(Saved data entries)
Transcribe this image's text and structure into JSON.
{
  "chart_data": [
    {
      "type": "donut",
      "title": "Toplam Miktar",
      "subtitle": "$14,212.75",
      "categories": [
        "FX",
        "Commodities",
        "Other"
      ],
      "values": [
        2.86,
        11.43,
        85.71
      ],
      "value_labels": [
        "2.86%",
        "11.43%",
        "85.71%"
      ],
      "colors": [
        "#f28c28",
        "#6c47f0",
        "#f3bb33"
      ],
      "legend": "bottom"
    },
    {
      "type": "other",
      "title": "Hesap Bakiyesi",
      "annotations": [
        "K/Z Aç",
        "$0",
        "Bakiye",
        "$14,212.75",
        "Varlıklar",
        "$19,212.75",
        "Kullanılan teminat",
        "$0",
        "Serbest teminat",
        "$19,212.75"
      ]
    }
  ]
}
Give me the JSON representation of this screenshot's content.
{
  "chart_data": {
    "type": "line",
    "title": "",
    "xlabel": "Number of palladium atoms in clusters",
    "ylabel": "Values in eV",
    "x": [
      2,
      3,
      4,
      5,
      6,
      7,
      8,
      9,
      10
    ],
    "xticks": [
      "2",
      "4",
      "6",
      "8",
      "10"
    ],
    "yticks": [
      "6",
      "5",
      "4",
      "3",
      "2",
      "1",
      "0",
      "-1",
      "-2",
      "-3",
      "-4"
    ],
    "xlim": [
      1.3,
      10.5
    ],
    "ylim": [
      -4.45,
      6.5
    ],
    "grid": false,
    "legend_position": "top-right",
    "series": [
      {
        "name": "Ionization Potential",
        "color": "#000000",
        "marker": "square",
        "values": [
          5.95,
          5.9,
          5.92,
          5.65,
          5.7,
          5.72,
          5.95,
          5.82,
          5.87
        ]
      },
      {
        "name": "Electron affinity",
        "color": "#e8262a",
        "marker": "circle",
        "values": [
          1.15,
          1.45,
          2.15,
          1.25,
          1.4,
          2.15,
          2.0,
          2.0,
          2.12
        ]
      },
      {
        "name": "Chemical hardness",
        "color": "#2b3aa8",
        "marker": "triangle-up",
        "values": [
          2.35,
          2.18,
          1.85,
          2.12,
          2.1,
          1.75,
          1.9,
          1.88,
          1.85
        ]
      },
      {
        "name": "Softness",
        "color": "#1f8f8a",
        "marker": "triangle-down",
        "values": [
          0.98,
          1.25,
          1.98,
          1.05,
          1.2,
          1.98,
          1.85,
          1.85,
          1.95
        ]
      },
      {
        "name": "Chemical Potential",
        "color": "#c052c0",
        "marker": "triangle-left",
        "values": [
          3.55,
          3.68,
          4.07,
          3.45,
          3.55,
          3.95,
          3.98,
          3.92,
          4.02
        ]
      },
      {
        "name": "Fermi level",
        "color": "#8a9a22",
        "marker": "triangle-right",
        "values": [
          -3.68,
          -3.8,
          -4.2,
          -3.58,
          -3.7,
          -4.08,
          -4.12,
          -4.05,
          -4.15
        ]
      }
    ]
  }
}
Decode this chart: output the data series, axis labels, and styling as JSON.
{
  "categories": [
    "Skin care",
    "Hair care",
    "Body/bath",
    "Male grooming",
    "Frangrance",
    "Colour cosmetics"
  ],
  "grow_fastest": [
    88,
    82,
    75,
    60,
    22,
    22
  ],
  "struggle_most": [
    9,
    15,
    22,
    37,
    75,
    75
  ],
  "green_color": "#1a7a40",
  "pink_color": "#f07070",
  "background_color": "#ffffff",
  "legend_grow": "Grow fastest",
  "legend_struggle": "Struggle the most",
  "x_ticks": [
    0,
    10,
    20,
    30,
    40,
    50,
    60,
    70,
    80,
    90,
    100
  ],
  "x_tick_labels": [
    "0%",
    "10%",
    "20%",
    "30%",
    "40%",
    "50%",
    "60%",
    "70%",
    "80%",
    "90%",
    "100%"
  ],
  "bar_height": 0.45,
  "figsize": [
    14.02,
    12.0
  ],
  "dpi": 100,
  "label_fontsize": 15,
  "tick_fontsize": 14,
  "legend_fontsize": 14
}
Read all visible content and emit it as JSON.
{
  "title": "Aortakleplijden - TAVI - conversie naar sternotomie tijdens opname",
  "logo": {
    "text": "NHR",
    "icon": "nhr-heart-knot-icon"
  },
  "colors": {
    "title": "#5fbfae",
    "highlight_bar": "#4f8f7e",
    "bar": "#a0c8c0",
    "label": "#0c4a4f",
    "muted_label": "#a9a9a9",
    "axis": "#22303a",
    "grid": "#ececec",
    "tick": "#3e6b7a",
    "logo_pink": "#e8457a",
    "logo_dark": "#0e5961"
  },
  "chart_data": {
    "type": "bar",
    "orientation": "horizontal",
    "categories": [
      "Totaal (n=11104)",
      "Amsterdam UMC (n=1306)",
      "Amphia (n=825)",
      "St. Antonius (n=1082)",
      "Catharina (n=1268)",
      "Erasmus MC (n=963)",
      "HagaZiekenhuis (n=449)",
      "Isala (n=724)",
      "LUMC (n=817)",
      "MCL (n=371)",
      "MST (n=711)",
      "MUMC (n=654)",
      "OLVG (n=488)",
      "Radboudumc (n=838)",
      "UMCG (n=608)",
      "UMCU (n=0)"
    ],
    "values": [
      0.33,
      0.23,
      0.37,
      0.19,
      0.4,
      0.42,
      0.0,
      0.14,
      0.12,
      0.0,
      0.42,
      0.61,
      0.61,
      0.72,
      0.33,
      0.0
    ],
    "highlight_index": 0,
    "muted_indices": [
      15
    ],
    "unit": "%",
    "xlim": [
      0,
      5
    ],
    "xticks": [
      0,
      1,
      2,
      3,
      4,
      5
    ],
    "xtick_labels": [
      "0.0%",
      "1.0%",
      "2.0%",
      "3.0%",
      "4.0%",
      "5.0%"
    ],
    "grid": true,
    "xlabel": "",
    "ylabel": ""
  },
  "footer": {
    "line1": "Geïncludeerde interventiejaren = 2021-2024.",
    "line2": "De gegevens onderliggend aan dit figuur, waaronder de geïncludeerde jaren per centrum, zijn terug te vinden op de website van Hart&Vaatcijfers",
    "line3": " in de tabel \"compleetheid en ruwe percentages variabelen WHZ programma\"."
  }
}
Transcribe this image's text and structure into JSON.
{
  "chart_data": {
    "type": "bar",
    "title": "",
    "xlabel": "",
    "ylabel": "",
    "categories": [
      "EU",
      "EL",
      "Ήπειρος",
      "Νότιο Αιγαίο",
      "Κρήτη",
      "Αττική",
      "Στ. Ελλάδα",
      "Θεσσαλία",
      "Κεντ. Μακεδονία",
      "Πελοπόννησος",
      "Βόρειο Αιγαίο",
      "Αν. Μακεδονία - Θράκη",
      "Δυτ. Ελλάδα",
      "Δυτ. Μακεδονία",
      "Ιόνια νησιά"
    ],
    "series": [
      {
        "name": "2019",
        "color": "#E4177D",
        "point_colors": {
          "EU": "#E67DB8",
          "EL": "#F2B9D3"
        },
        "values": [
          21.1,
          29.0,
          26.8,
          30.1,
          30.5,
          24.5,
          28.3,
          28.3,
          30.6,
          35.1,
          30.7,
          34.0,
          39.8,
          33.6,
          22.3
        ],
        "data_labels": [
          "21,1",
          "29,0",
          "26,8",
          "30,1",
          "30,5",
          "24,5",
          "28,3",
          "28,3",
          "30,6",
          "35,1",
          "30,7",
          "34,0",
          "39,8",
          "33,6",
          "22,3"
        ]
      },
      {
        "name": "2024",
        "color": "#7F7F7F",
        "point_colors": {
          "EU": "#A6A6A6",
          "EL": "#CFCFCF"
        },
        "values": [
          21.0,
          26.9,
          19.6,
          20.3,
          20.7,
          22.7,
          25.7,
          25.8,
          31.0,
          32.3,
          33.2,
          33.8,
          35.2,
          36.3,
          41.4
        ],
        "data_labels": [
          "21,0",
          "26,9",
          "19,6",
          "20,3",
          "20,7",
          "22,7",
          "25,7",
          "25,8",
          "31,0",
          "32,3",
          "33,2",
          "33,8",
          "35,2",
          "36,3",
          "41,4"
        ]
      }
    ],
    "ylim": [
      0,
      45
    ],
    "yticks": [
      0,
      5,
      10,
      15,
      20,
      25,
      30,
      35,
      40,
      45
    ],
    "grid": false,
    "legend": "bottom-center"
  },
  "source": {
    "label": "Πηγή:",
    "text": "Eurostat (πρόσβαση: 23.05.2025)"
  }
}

◆ TO DO: Go through the listing above and pull out each line containing the word "text".

◆ RESULT FOR THIS TASK:
Transcribe this image's text and structure into JSON.
    "text": "NHR",
Transcribe this image's text and structure into JSON.
    "text": "Eurostat (πρόσβαση: 23.05.2025)"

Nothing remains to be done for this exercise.